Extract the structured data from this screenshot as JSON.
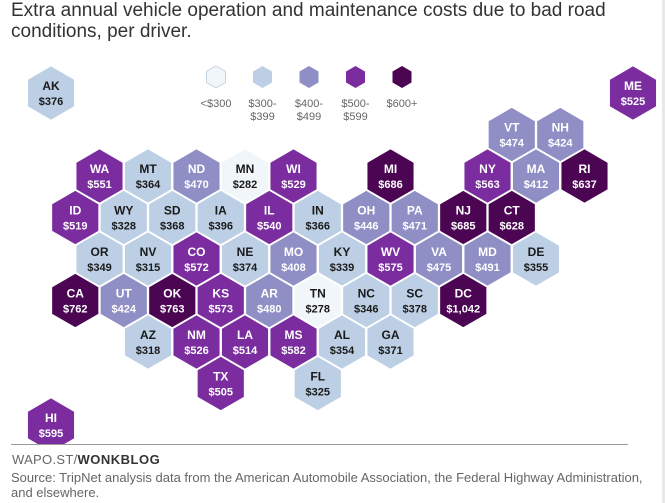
{
  "title": "Extra annual vehicle operation and maintenance costs due to bad road conditions, per driver.",
  "credit": {
    "prefix": "WAPO.ST/",
    "brand": "WONKBLOG"
  },
  "source": "Source: TripNet analysis data from the American Automobile Association, the Federal Highway Administration, and elsewhere.",
  "colors": {
    "b0": "#f1f6fa",
    "b1": "#bccfe4",
    "b2": "#8f8fc6",
    "b3": "#7b2d9f",
    "b4": "#4b0553",
    "text_dark": "#1a1a1a",
    "text_light": "#ffffff",
    "stroke": "#ffffff"
  },
  "chart_data": {
    "type": "hex-tile-map",
    "title": "Extra annual vehicle operation and maintenance costs due to bad road conditions, per driver.",
    "unit": "USD per driver per year",
    "legend": [
      {
        "bin": "b0",
        "line1": "<$300",
        "line2": ""
      },
      {
        "bin": "b1",
        "line1": "$300-",
        "line2": "$399"
      },
      {
        "bin": "b2",
        "line1": "$400-",
        "line2": "$499"
      },
      {
        "bin": "b3",
        "line1": "$500-",
        "line2": "$599"
      },
      {
        "bin": "b4",
        "line1": "$600+",
        "line2": ""
      }
    ],
    "states": [
      {
        "code": "AK",
        "label": "$376",
        "value": 376,
        "row": 0,
        "col": 0,
        "bin": "b1"
      },
      {
        "code": "ME",
        "label": "$525",
        "value": 525,
        "row": 0,
        "col": 12,
        "bin": "b3"
      },
      {
        "code": "VT",
        "label": "$474",
        "value": 474,
        "row": 1,
        "col": 10,
        "bin": "b2"
      },
      {
        "code": "NH",
        "label": "$424",
        "value": 424,
        "row": 1,
        "col": 11,
        "bin": "b2"
      },
      {
        "code": "WA",
        "label": "$551",
        "value": 551,
        "row": 2,
        "col": 1,
        "bin": "b3"
      },
      {
        "code": "MT",
        "label": "$364",
        "value": 364,
        "row": 2,
        "col": 2,
        "bin": "b1"
      },
      {
        "code": "ND",
        "label": "$470",
        "value": 470,
        "row": 2,
        "col": 3,
        "bin": "b2"
      },
      {
        "code": "MN",
        "label": "$282",
        "value": 282,
        "row": 2,
        "col": 4,
        "bin": "b0"
      },
      {
        "code": "WI",
        "label": "$529",
        "value": 529,
        "row": 2,
        "col": 5,
        "bin": "b3"
      },
      {
        "code": "MI",
        "label": "$686",
        "value": 686,
        "row": 2,
        "col": 7,
        "bin": "b4"
      },
      {
        "code": "NY",
        "label": "$563",
        "value": 563,
        "row": 2,
        "col": 9,
        "bin": "b3"
      },
      {
        "code": "MA",
        "label": "$412",
        "value": 412,
        "row": 2,
        "col": 10,
        "bin": "b2"
      },
      {
        "code": "RI",
        "label": "$637",
        "value": 637,
        "row": 2,
        "col": 11,
        "bin": "b4"
      },
      {
        "code": "ID",
        "label": "$519",
        "value": 519,
        "row": 3,
        "col": 1,
        "bin": "b3"
      },
      {
        "code": "WY",
        "label": "$328",
        "value": 328,
        "row": 3,
        "col": 2,
        "bin": "b1"
      },
      {
        "code": "SD",
        "label": "$368",
        "value": 368,
        "row": 3,
        "col": 3,
        "bin": "b1"
      },
      {
        "code": "IA",
        "label": "$396",
        "value": 396,
        "row": 3,
        "col": 4,
        "bin": "b1"
      },
      {
        "code": "IL",
        "label": "$540",
        "value": 540,
        "row": 3,
        "col": 5,
        "bin": "b3"
      },
      {
        "code": "IN",
        "label": "$366",
        "value": 366,
        "row": 3,
        "col": 6,
        "bin": "b1"
      },
      {
        "code": "OH",
        "label": "$446",
        "value": 446,
        "row": 3,
        "col": 7,
        "bin": "b2"
      },
      {
        "code": "PA",
        "label": "$471",
        "value": 471,
        "row": 3,
        "col": 8,
        "bin": "b2"
      },
      {
        "code": "NJ",
        "label": "$685",
        "value": 685,
        "row": 3,
        "col": 9,
        "bin": "b4"
      },
      {
        "code": "CT",
        "label": "$628",
        "value": 628,
        "row": 3,
        "col": 10,
        "bin": "b4"
      },
      {
        "code": "OR",
        "label": "$349",
        "value": 349,
        "row": 4,
        "col": 1,
        "bin": "b1"
      },
      {
        "code": "NV",
        "label": "$315",
        "value": 315,
        "row": 4,
        "col": 2,
        "bin": "b1"
      },
      {
        "code": "CO",
        "label": "$572",
        "value": 572,
        "row": 4,
        "col": 3,
        "bin": "b3"
      },
      {
        "code": "NE",
        "label": "$374",
        "value": 374,
        "row": 4,
        "col": 4,
        "bin": "b1"
      },
      {
        "code": "MO",
        "label": "$408",
        "value": 408,
        "row": 4,
        "col": 5,
        "bin": "b2"
      },
      {
        "code": "KY",
        "label": "$339",
        "value": 339,
        "row": 4,
        "col": 6,
        "bin": "b1"
      },
      {
        "code": "WV",
        "label": "$575",
        "value": 575,
        "row": 4,
        "col": 7,
        "bin": "b3"
      },
      {
        "code": "VA",
        "label": "$475",
        "value": 475,
        "row": 4,
        "col": 8,
        "bin": "b2"
      },
      {
        "code": "MD",
        "label": "$491",
        "value": 491,
        "row": 4,
        "col": 9,
        "bin": "b2"
      },
      {
        "code": "DE",
        "label": "$355",
        "value": 355,
        "row": 4,
        "col": 10,
        "bin": "b1"
      },
      {
        "code": "CA",
        "label": "$762",
        "value": 762,
        "row": 5,
        "col": 1,
        "bin": "b4"
      },
      {
        "code": "UT",
        "label": "$424",
        "value": 424,
        "row": 5,
        "col": 2,
        "bin": "b2"
      },
      {
        "code": "OK",
        "label": "$763",
        "value": 763,
        "row": 5,
        "col": 3,
        "bin": "b4"
      },
      {
        "code": "KS",
        "label": "$573",
        "value": 573,
        "row": 5,
        "col": 4,
        "bin": "b3"
      },
      {
        "code": "AR",
        "label": "$480",
        "value": 480,
        "row": 5,
        "col": 5,
        "bin": "b2"
      },
      {
        "code": "TN",
        "label": "$278",
        "value": 278,
        "row": 5,
        "col": 6,
        "bin": "b0"
      },
      {
        "code": "NC",
        "label": "$346",
        "value": 346,
        "row": 5,
        "col": 7,
        "bin": "b1"
      },
      {
        "code": "SC",
        "label": "$378",
        "value": 378,
        "row": 5,
        "col": 8,
        "bin": "b1"
      },
      {
        "code": "DC",
        "label": "$1,042",
        "value": 1042,
        "row": 5,
        "col": 9,
        "bin": "b4"
      },
      {
        "code": "AZ",
        "label": "$318",
        "value": 318,
        "row": 6,
        "col": 2,
        "bin": "b1"
      },
      {
        "code": "NM",
        "label": "$526",
        "value": 526,
        "row": 6,
        "col": 3,
        "bin": "b3"
      },
      {
        "code": "LA",
        "label": "$514",
        "value": 514,
        "row": 6,
        "col": 4,
        "bin": "b3"
      },
      {
        "code": "MS",
        "label": "$582",
        "value": 582,
        "row": 6,
        "col": 5,
        "bin": "b3"
      },
      {
        "code": "AL",
        "label": "$354",
        "value": 354,
        "row": 6,
        "col": 6,
        "bin": "b1"
      },
      {
        "code": "GA",
        "label": "$371",
        "value": 371,
        "row": 6,
        "col": 7,
        "bin": "b1"
      },
      {
        "code": "TX",
        "label": "$505",
        "value": 505,
        "row": 7,
        "col": 4,
        "bin": "b3"
      },
      {
        "code": "FL",
        "label": "$325",
        "value": 325,
        "row": 7,
        "col": 6,
        "bin": "b1"
      },
      {
        "code": "HI",
        "label": "$595",
        "value": 595,
        "row": 8,
        "col": 0,
        "bin": "b3"
      }
    ]
  }
}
##########
• TASK GOAL:
Copy out each line of the listing that holds "road".

• SOLUTION:
  "title": "Extra annual vehicle operation and maintenance costs due to bad road conditions, per driver.",
    "title": "Extra annual vehicle operation and maintenance costs due to bad road conditions, per driver.",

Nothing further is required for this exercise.